--- Start of Material for the task ---

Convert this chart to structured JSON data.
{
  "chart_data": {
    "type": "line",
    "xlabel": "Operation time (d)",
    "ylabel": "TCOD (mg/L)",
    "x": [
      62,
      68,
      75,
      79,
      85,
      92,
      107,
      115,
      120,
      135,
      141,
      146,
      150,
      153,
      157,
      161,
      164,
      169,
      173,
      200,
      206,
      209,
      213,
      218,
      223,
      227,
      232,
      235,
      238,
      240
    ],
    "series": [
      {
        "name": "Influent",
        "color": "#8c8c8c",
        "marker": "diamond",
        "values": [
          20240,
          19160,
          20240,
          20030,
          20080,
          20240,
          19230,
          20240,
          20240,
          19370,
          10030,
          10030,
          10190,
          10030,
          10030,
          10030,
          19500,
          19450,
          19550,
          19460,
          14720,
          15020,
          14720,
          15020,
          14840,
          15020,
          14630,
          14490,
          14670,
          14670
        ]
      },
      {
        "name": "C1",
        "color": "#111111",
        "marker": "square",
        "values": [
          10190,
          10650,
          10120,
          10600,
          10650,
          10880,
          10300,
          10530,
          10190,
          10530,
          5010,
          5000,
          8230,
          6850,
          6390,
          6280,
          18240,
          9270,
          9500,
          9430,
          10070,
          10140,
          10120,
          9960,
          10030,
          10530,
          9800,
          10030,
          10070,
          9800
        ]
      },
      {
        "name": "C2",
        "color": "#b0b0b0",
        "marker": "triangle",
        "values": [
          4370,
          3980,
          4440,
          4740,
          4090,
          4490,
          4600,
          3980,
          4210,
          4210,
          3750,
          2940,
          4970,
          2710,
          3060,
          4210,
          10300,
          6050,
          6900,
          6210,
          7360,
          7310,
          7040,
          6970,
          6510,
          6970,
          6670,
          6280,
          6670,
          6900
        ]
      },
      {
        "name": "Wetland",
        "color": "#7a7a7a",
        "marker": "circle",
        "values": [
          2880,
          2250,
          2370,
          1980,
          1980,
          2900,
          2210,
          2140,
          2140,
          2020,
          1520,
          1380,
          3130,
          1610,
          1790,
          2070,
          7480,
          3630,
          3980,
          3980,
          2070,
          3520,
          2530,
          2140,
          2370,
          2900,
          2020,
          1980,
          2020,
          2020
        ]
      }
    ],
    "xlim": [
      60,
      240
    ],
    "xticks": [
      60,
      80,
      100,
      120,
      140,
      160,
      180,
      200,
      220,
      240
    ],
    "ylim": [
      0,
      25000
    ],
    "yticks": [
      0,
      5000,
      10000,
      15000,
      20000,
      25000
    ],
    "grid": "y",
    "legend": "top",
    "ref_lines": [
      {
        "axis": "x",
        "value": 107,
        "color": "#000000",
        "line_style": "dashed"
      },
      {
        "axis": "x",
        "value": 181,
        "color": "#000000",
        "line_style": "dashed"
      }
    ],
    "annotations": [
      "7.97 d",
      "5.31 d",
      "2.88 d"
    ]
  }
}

--- End of Material for the task ---

Exercise aim
Set down the listing above in full, please, exactly as it appears.

Answer for the task
Convert this chart to structured JSON data.
{
  "chart_data": {
    "type": "line",
    "xlabel": "Operation time (d)",
    "ylabel": "TCOD (mg/L)",
    "x": [
      62,
      68,
      75,
      79,
      85,
      92,
      107,
      115,
      120,
      135,
      141,
      146,
      150,
      153,
      157,
      161,
      164,
      169,
      173,
      200,
      206,
      209,
      213,
      218,
      223,
      227,
      232,
      235,
      238,
      240
    ],
    "series": [
      {
        "name": "Influent",
        "color": "#8c8c8c",
        "marker": "diamond",
        "values": [
          20240,
          19160,
          20240,
          20030,
          20080,
          20240,
          19230,
          20240,
          20240,
          19370,
          10030,
          10030,
          10190,
          10030,
          10030,
          10030,
          19500,
          19450,
          19550,
          19460,
          14720,
          15020,
          14720,
          15020,
          14840,
          15020,
          14630,
          14490,
          14670,
          14670
        ]
      },
      {
        "name": "C1",
        "color": "#111111",
        "marker": "square",
        "values": [
          10190,
          10650,
          10120,
          10600,
          10650,
          10880,
          10300,
          10530,
          10190,
          10530,
          5010,
          5000,
          8230,
          6850,
          6390,
          6280,
          18240,
          9270,
          9500,
          9430,
          10070,
          10140,
          10120,
          9960,
          10030,
          10530,
          9800,
          10030,
          10070,
          9800
        ]
      },
      {
        "name": "C2",
        "color": "#b0b0b0",
        "marker": "triangle",
        "values": [
          4370,
          3980,
          4440,
          4740,
          4090,
          4490,
          4600,
          3980,
          4210,
          4210,
          3750,
          2940,
          4970,
          2710,
          3060,
          4210,
          10300,
          6050,
          6900,
          6210,
          7360,
          7310,
          7040,
          6970,
          6510,
          6970,
          6670,
          6280,
          6670,
          6900
        ]
      },
      {
        "name": "Wetland",
        "color": "#7a7a7a",
        "marker": "circle",
        "values": [
          2880,
          2250,
          2370,
          1980,
          1980,
          2900,
          2210,
          2140,
          2140,
          2020,
          1520,
          1380,
          3130,
          1610,
          1790,
          2070,
          7480,
          3630,
          3980,
          3980,
          2070,
          3520,
          2530,
          2140,
          2370,
          2900,
          2020,
          1980,
          2020,
          2020
        ]
      }
    ],
    "xlim": [
      60,
      240
    ],
    "xticks": [
      60,
      80,
      100,
      120,
      140,
      160,
      180,
      200,
      220,
      240
    ],
    "ylim": [
      0,
      25000
    ],
    "yticks": [
      0,
      5000,
      10000,
      15000,
      20000,
      25000
    ],
    "grid": "y",
    "legend": "top",
    "ref_lines": [
      {
        "axis": "x",
        "value": 107,
        "color": "#000000",
        "line_style": "dashed"
      },
      {
        "axis": "x",
        "value": 181,
        "color": "#000000",
        "line_style": "dashed"
      }
    ],
    "annotations": [
      "7.97 d",
      "5.31 d",
      "2.88 d"
    ]
  }
}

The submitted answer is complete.